▶ Extracted records

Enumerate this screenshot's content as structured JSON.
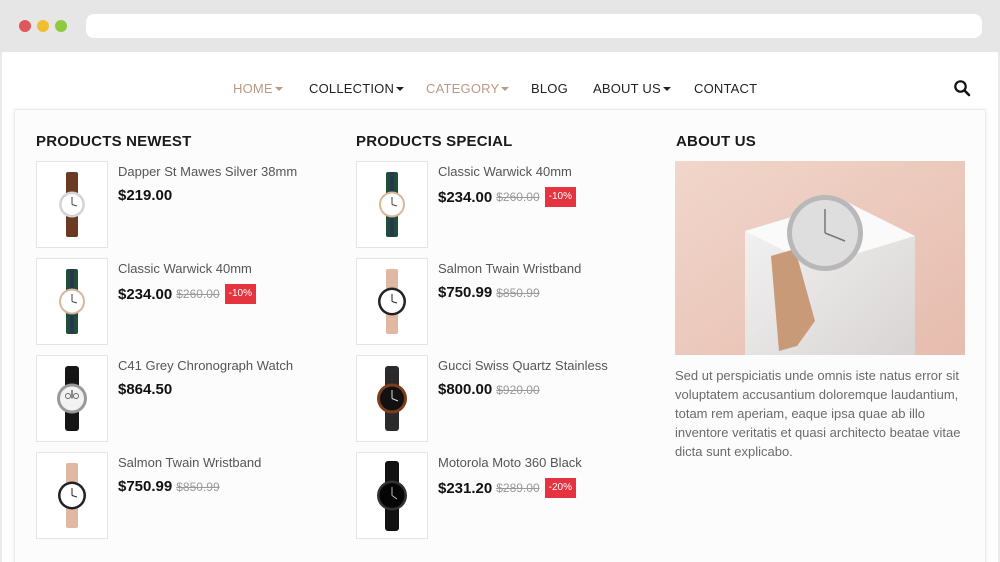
{
  "browser": {
    "url": ""
  },
  "nav": {
    "items": [
      {
        "label": "HOME",
        "dropdown": true,
        "active": true
      },
      {
        "label": "COLLECTION",
        "dropdown": true,
        "active": false
      },
      {
        "label": "CATEGORY",
        "dropdown": true,
        "active": true
      },
      {
        "label": "BLOG",
        "dropdown": false,
        "active": false
      },
      {
        "label": "ABOUT US",
        "dropdown": true,
        "active": false
      },
      {
        "label": "CONTACT",
        "dropdown": false,
        "active": false
      }
    ],
    "search_icon": "search-icon"
  },
  "colors": {
    "accent": "#b99a85",
    "sale_badge": "#e5343f",
    "text_dark": "#111111"
  },
  "newest": {
    "title": "PRODUCTS NEWEST",
    "products": [
      {
        "name": "Dapper St Mawes Silver 38mm",
        "price": "$219.00",
        "old_price": "",
        "discount": ""
      },
      {
        "name": "Classic Warwick 40mm",
        "price": "$234.00",
        "old_price": "$260.00",
        "discount": "-10%"
      },
      {
        "name": "C41 Grey Chronograph Watch",
        "price": "$864.50",
        "old_price": "",
        "discount": ""
      },
      {
        "name": "Salmon Twain Wristband",
        "price": "$750.99",
        "old_price": "$850.99",
        "discount": ""
      }
    ]
  },
  "special": {
    "title": "PRODUCTS SPECIAL",
    "products": [
      {
        "name": "Classic Warwick 40mm",
        "price": "$234.00",
        "old_price": "$260.00",
        "discount": "-10%"
      },
      {
        "name": "Salmon Twain Wristband",
        "price": "$750.99",
        "old_price": "$850.99",
        "discount": ""
      },
      {
        "name": "Gucci Swiss Quartz Stainless",
        "price": "$800.00",
        "old_price": "$920.00",
        "discount": ""
      },
      {
        "name": "Motorola Moto 360 Black",
        "price": "$231.20",
        "old_price": "$289.00",
        "discount": "-20%"
      }
    ]
  },
  "about": {
    "title": "ABOUT US",
    "text": "Sed ut perspiciatis unde omnis iste natus error sit voluptatem accusantium doloremque laudantium, totam rem aperiam, eaque ipsa quae ab illo inventore veritatis et quasi architecto beatae vitae dicta sunt explicabo."
  }
}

▶ Exercise objective
The material above holds pictures; copy everything else in it exactly.

▶ Response
Enumerate this screenshot's content as structured JSON.
{
  "browser": {
    "url": ""
  },
  "nav": {
    "items": [
      {
        "label": "HOME",
        "dropdown": true,
        "active": true
      },
      {
        "label": "COLLECTION",
        "dropdown": true,
        "active": false
      },
      {
        "label": "CATEGORY",
        "dropdown": true,
        "active": true
      },
      {
        "label": "BLOG",
        "dropdown": false,
        "active": false
      },
      {
        "label": "ABOUT US",
        "dropdown": true,
        "active": false
      },
      {
        "label": "CONTACT",
        "dropdown": false,
        "active": false
      }
    ],
    "search_icon": "search-icon"
  },
  "colors": {
    "accent": "#b99a85",
    "sale_badge": "#e5343f",
    "text_dark": "#111111"
  },
  "newest": {
    "title": "PRODUCTS NEWEST",
    "products": [
      {
        "name": "Dapper St Mawes Silver 38mm",
        "price": "$219.00",
        "old_price": "",
        "discount": ""
      },
      {
        "name": "Classic Warwick 40mm",
        "price": "$234.00",
        "old_price": "$260.00",
        "discount": "-10%"
      },
      {
        "name": "C41 Grey Chronograph Watch",
        "price": "$864.50",
        "old_price": "",
        "discount": ""
      },
      {
        "name": "Salmon Twain Wristband",
        "price": "$750.99",
        "old_price": "$850.99",
        "discount": ""
      }
    ]
  },
  "special": {
    "title": "PRODUCTS SPECIAL",
    "products": [
      {
        "name": "Classic Warwick 40mm",
        "price": "$234.00",
        "old_price": "$260.00",
        "discount": "-10%"
      },
      {
        "name": "Salmon Twain Wristband",
        "price": "$750.99",
        "old_price": "$850.99",
        "discount": ""
      },
      {
        "name": "Gucci Swiss Quartz Stainless",
        "price": "$800.00",
        "old_price": "$920.00",
        "discount": ""
      },
      {
        "name": "Motorola Moto 360 Black",
        "price": "$231.20",
        "old_price": "$289.00",
        "discount": "-20%"
      }
    ]
  },
  "about": {
    "title": "ABOUT US",
    "text": "Sed ut perspiciatis unde omnis iste natus error sit voluptatem accusantium doloremque laudantium, totam rem aperiam, eaque ipsa quae ab illo inventore veritatis et quasi architecto beatae vitae dicta sunt explicabo."
  }
}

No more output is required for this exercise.